- WHAT YOU WILL DO
Output every entry exactly as written.

##############################

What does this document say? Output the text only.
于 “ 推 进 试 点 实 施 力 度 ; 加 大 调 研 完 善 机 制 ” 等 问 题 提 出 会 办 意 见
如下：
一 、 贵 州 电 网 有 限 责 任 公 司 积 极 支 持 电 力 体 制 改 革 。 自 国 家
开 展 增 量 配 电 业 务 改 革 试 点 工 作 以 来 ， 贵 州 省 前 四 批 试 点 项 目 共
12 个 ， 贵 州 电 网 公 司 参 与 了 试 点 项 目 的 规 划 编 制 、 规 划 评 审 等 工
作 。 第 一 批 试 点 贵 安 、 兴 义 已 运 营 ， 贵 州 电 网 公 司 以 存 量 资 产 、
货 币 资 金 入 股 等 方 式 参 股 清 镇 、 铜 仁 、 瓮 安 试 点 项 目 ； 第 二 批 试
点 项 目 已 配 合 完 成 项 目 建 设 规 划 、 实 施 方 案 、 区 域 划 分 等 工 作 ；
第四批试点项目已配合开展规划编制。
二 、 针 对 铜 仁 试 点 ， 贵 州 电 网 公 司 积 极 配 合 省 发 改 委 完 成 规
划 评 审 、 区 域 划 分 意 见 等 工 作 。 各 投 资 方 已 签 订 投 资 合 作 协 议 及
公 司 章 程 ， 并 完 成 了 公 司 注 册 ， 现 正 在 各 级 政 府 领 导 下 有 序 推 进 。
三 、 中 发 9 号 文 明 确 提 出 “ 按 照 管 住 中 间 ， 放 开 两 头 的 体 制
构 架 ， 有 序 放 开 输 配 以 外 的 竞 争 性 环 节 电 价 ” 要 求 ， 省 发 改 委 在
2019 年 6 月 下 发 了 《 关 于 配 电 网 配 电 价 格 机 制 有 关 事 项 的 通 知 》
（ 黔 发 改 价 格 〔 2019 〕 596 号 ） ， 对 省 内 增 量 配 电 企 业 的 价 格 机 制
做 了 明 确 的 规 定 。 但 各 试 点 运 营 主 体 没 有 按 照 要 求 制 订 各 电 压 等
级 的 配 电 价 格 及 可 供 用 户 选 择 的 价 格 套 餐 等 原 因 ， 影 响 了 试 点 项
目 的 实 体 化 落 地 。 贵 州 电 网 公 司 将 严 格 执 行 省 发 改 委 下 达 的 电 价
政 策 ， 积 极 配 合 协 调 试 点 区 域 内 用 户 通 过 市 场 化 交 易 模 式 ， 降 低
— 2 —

##############################

- EXERCISE OUTPUT
What does this document say? Output the text only.
于 “ 推 进 试 点 实 施 力 度 ; 加 大 调 研 完 善 机 制 ” 等 问 题 提 出 会 办 意 见
如下：
一 、 贵 州 电 网 有 限 责 任 公 司 积 极 支 持 电 力 体 制 改 革 。 自 国 家
开 展 增 量 配 电 业 务 改 革 试 点 工 作 以 来 ， 贵 州 省 前 四 批 试 点 项 目 共
12 个 ， 贵 州 电 网 公 司 参 与 了 试 点 项 目 的 规 划 编 制 、 规 划 评 审 等 工
作 。 第 一 批 试 点 贵 安 、 兴 义 已 运 营 ， 贵 州 电 网 公 司 以 存 量 资 产 、
货 币 资 金 入 股 等 方 式 参 股 清 镇 、 铜 仁 、 瓮 安 试 点 项 目 ； 第 二 批 试
点 项 目 已 配 合 完 成 项 目 建 设 规 划 、 实 施 方 案 、 区 域 划 分 等 工 作 ；
第四批试点项目已配合开展规划编制。
二 、 针 对 铜 仁 试 点 ， 贵 州 电 网 公 司 积 极 配 合 省 发 改 委 完 成 规
划 评 审 、 区 域 划 分 意 见 等 工 作 。 各 投 资 方 已 签 订 投 资 合 作 协 议 及
公 司 章 程 ， 并 完 成 了 公 司 注 册 ， 现 正 在 各 级 政 府 领 导 下 有 序 推 进 。
三 、 中 发 9 号 文 明 确 提 出 “ 按 照 管 住 中 间 ， 放 开 两 头 的 体 制
构 架 ， 有 序 放 开 输 配 以 外 的 竞 争 性 环 节 电 价 ” 要 求 ， 省 发 改 委 在
2019 年 6 月 下 发 了 《 关 于 配 电 网 配 电 价 格 机 制 有 关 事 项 的 通 知 》
（ 黔 发 改 价 格 〔 2019 〕 596 号 ） ， 对 省 内 增 量 配 电 企 业 的 价 格 机 制
做 了 明 确 的 规 定 。 但 各 试 点 运 营 主 体 没 有 按 照 要 求 制 订 各 电 压 等
级 的 配 电 价 格 及 可 供 用 户 选 择 的 价 格 套 餐 等 原 因 ， 影 响 了 试 点 项
目 的 实 体 化 落 地 。 贵 州 电 网 公 司 将 严 格 执 行 省 发 改 委 下 达 的 电 价
政 策 ， 积 极 配 合 协 调 试 点 区 域 内 用 户 通 过 市 场 化 交 易 模 式 ， 降 低
— 2 —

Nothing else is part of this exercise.